TO DO:
Take the data below and repeat it exactly.

GIVEN DATA:
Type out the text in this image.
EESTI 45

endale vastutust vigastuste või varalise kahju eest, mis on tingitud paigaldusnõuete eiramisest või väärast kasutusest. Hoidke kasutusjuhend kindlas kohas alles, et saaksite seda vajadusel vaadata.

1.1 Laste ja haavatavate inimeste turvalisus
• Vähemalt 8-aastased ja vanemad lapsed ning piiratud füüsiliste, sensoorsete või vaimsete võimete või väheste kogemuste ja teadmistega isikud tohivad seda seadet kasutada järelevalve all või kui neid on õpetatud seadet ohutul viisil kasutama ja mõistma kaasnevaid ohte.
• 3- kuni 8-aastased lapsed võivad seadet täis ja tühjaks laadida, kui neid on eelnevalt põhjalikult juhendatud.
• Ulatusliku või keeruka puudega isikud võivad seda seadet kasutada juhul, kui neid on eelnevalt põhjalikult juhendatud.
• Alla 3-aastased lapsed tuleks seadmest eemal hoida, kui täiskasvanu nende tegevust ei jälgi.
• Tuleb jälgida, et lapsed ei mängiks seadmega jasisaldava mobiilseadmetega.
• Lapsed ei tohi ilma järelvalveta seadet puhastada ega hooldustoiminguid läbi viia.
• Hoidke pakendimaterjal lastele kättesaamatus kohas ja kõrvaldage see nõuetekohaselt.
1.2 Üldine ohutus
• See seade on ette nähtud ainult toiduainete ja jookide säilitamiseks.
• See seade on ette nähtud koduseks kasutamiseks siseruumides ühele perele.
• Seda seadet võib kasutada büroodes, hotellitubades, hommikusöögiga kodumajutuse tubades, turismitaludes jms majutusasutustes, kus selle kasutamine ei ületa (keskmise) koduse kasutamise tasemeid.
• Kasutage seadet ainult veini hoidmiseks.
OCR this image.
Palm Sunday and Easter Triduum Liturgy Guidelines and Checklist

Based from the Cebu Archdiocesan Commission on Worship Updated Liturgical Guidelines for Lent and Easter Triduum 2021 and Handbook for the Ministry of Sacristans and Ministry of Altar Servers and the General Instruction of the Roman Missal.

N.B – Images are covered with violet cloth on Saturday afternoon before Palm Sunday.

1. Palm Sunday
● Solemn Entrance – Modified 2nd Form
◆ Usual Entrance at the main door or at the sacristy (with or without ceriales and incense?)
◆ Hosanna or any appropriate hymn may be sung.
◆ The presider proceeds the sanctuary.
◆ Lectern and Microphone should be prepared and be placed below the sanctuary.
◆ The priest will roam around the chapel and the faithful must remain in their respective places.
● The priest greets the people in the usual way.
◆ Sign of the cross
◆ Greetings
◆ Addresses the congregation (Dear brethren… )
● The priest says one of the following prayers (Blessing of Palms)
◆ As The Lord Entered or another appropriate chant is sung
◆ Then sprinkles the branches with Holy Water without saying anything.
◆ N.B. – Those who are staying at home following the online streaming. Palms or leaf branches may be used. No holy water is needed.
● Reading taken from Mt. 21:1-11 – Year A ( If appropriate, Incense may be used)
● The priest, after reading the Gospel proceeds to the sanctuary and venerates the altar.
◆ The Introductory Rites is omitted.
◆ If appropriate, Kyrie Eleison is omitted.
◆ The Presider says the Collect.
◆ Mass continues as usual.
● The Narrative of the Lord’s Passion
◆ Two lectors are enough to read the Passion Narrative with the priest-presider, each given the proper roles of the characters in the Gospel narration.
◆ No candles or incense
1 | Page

SOLUTION TO THIS PROBLEM:
Type out the text in this image.
EESTI 45

endale vastutust vigastuste või varalise kahju eest, mis on tingitud paigaldusnõuete eiramisest või väärast kasutusest. Hoidke kasutusjuhend kindlas kohas alles, et saaksite seda vajadusel vaadata.

1.1 Laste ja haavatavate inimeste turvalisus
• Vähemalt 8-aastased ja vanemad lapsed ning piiratud füüsiliste, sensoorsete või vaimsete võimete või väheste kogemuste ja teadmistega isikud tohivad seda seadet kasutada järelevalve all või kui neid on õpetatud seadet ohutul viisil kasutama ja mõistma kaasnevaid ohte.
• 3- kuni 8-aastased lapsed võivad seadet täis ja tühjaks laadida, kui neid on eelnevalt põhjalikult juhendatud.
• Ulatusliku või keeruka puudega isikud võivad seda seadet kasutada juhul, kui neid on eelnevalt põhjalikult juhendatud.
• Alla 3-aastased lapsed tuleks seadmest eemal hoida, kui täiskasvanu nende tegevust ei jälgi.
• Tuleb jälgida, et lapsed ei mängiks seadmega jasisaldava mobiilseadmetega.
• Lapsed ei tohi ilma järelvalveta seadet puhastada ega hooldustoiminguid läbi viia.
• Hoidke pakendimaterjal lastele kättesaamatus kohas ja kõrvaldage see nõuetekohaselt.
1.2 Üldine ohutus
• See seade on ette nähtud ainult toiduainete ja jookide säilitamiseks.
• See seade on ette nähtud koduseks kasutamiseks siseruumides ühele perele.
• Seda seadet võib kasutada büroodes, hotellitubades, hommikusöögiga kodumajutuse tubades, turismitaludes jms majutusasutustes, kus selle kasutamine ei ületa (keskmise) koduse kasutamise tasemeid.
• Kasutage seadet ainult veini hoidmiseks.
OCR this image.
Palm Sunday and Easter Triduum Liturgy Guidelines and Checklist

Based from the Cebu Archdiocesan Commission on Worship Updated Liturgical Guidelines for Lent and Easter Triduum 2021 and Handbook for the Ministry of Sacristans and Ministry of Altar Servers and the General Instruction of the Roman Missal.

N.B – Images are covered with violet cloth on Saturday afternoon before Palm Sunday.

1. Palm Sunday
● Solemn Entrance – Modified 2nd Form
◆ Usual Entrance at the main door or at the sacristy (with or without ceriales and incense?)
◆ Hosanna or any appropriate hymn may be sung.
◆ The presider proceeds the sanctuary.
◆ Lectern and Microphone should be prepared and be placed below the sanctuary.
◆ The priest will roam around the chapel and the faithful must remain in their respective places.
● The priest greets the people in the usual way.
◆ Sign of the cross
◆ Greetings
◆ Addresses the congregation (Dear brethren… )
● The priest says one of the following prayers (Blessing of Palms)
◆ As The Lord Entered or another appropriate chant is sung
◆ Then sprinkles the branches with Holy Water without saying anything.
◆ N.B. – Those who are staying at home following the online streaming. Palms or leaf branches may be used. No holy water is needed.
● Reading taken from Mt. 21:1-11 – Year A ( If appropriate, Incense may be used)
● The priest, after reading the Gospel proceeds to the sanctuary and venerates the altar.
◆ The Introductory Rites is omitted.
◆ If appropriate, Kyrie Eleison is omitted.
◆ The Presider says the Collect.
◆ Mass continues as usual.
● The Narrative of the Lord’s Passion
◆ Two lectors are enough to read the Passion Narrative with the priest-presider, each given the proper roles of the characters in the Gospel narration.
◆ No candles or incense
1 | Page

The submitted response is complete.